* **Задание a**
Извлеки без изменений строки, которые идут после отрывка: с самой первой до строки с "cell-usd: 11770 [854,259,954,284]", включая её.

* **Отрывок**
╔══
Рутинные формулы, взятыя на прокатъ, да еще заднимъ числомъ, т. е. когда уже
всѣ о нихъ имѣютъ нѣкоторое понятiе, гораздо болѣе удаются,
болѣе нравятся обществу, чѣмъ незнакомыя ему убѣжденiя. Только
обносившiяся идеи очень понятны. Въ
прежнихъ ошибкахъ мы готовы сознаться искренно; но вѣдь мы не могли ихъ
тогда видеть сами, именно потому, что и тогда дѣйгтвовали по твердому
убѣжденiю.
4)
╚══
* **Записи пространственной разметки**
╔══
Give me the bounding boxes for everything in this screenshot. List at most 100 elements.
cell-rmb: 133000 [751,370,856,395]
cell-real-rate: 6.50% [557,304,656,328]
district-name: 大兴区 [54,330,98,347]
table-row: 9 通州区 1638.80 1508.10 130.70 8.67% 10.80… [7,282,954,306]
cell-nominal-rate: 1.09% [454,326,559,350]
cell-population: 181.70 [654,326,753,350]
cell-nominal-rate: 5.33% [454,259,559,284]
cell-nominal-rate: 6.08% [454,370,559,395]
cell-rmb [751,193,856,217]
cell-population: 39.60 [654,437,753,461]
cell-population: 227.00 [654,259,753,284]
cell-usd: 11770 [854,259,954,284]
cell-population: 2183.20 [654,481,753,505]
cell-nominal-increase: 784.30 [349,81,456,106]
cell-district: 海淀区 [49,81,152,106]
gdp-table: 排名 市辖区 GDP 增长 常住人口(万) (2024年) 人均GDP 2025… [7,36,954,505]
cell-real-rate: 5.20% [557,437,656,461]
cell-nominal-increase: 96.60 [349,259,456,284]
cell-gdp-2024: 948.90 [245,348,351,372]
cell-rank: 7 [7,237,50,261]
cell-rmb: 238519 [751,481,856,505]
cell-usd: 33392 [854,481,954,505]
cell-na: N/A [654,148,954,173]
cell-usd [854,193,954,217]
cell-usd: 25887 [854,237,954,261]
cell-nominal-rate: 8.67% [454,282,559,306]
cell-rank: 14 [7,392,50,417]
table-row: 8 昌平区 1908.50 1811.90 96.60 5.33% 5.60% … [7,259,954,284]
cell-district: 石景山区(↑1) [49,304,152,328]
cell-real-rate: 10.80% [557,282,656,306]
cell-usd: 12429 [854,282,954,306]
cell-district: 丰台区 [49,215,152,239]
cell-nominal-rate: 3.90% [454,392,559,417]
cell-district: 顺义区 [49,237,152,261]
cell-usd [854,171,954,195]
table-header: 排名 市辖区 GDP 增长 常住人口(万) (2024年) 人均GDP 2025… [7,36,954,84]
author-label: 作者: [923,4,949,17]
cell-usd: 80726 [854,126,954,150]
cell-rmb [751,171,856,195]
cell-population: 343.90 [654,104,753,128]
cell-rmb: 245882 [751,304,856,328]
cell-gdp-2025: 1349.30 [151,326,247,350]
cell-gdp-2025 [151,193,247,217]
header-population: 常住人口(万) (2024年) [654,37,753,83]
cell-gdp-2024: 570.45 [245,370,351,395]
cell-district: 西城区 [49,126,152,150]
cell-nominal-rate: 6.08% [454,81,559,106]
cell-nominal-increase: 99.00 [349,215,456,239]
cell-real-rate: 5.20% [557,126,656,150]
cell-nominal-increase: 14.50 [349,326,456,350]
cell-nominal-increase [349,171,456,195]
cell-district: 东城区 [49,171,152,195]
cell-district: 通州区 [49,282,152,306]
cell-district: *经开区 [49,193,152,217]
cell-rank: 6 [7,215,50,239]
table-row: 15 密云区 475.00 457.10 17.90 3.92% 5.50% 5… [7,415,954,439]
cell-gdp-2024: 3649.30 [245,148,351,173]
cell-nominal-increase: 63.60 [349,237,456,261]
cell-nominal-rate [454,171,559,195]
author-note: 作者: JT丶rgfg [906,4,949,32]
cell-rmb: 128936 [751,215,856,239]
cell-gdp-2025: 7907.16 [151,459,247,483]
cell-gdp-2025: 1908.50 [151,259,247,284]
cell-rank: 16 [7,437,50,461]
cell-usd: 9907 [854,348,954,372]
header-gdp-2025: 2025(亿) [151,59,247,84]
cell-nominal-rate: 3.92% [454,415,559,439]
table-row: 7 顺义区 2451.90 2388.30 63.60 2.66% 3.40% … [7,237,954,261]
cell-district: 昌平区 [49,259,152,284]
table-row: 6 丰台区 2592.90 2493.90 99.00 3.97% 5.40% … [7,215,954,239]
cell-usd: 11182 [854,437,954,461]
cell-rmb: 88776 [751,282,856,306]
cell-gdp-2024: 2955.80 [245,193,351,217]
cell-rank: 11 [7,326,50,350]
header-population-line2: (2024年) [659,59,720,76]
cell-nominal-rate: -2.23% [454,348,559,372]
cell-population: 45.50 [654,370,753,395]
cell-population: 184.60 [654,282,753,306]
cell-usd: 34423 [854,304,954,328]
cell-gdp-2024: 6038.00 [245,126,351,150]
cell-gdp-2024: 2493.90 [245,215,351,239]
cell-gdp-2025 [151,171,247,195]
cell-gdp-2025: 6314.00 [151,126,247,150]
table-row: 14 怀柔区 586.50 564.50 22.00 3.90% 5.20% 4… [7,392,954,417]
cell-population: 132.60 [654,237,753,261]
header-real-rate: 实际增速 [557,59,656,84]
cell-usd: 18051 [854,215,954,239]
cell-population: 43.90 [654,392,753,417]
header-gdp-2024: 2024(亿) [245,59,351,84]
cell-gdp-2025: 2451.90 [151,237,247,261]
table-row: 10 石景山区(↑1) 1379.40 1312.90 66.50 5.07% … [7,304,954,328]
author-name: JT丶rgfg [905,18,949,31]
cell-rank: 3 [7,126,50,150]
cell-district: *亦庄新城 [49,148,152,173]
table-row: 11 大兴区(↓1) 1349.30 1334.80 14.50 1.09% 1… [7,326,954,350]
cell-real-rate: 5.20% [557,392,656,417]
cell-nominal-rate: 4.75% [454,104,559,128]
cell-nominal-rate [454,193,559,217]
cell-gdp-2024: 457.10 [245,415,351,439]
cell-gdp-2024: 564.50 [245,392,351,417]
╚══
* **Задание b**
Ответь на вопросы по отрывку:
(i) Какие формулы, по словам отрывка, больше нравятся обществу, чем незнакомые ему убеждения?
(ii) Какие идеи названы очень понятными?
(iii) В чём мы готовы искренно сознаться?

* **Решение a**
Give me the bounding boxes for everything in this screenshot. List at most 100 elements.
cell-rmb: 133000 [751,370,856,395]
cell-real-rate: 6.50% [557,304,656,328]
district-name: 大兴区 [54,330,98,347]
table-row: 9 通州区 1638.80 1508.10 130.70 8.67% 10.80… [7,282,954,306]
cell-nominal-rate: 1.09% [454,326,559,350]
cell-population: 181.70 [654,326,753,350]
cell-nominal-rate: 5.33% [454,259,559,284]
cell-nominal-rate: 6.08% [454,370,559,395]
cell-rmb [751,193,856,217]
cell-population: 39.60 [654,437,753,461]
cell-population: 227.00 [654,259,753,284]
cell-usd: 11770 [854,259,954,284]

* **Решение b**
(i) Рутинные формулы, взятые напрокат, да ещё задним числом, когда уже все о них имеют некоторое понятие.
(ii) Обносившиеся идеи.
(iii) В прежних ошибках.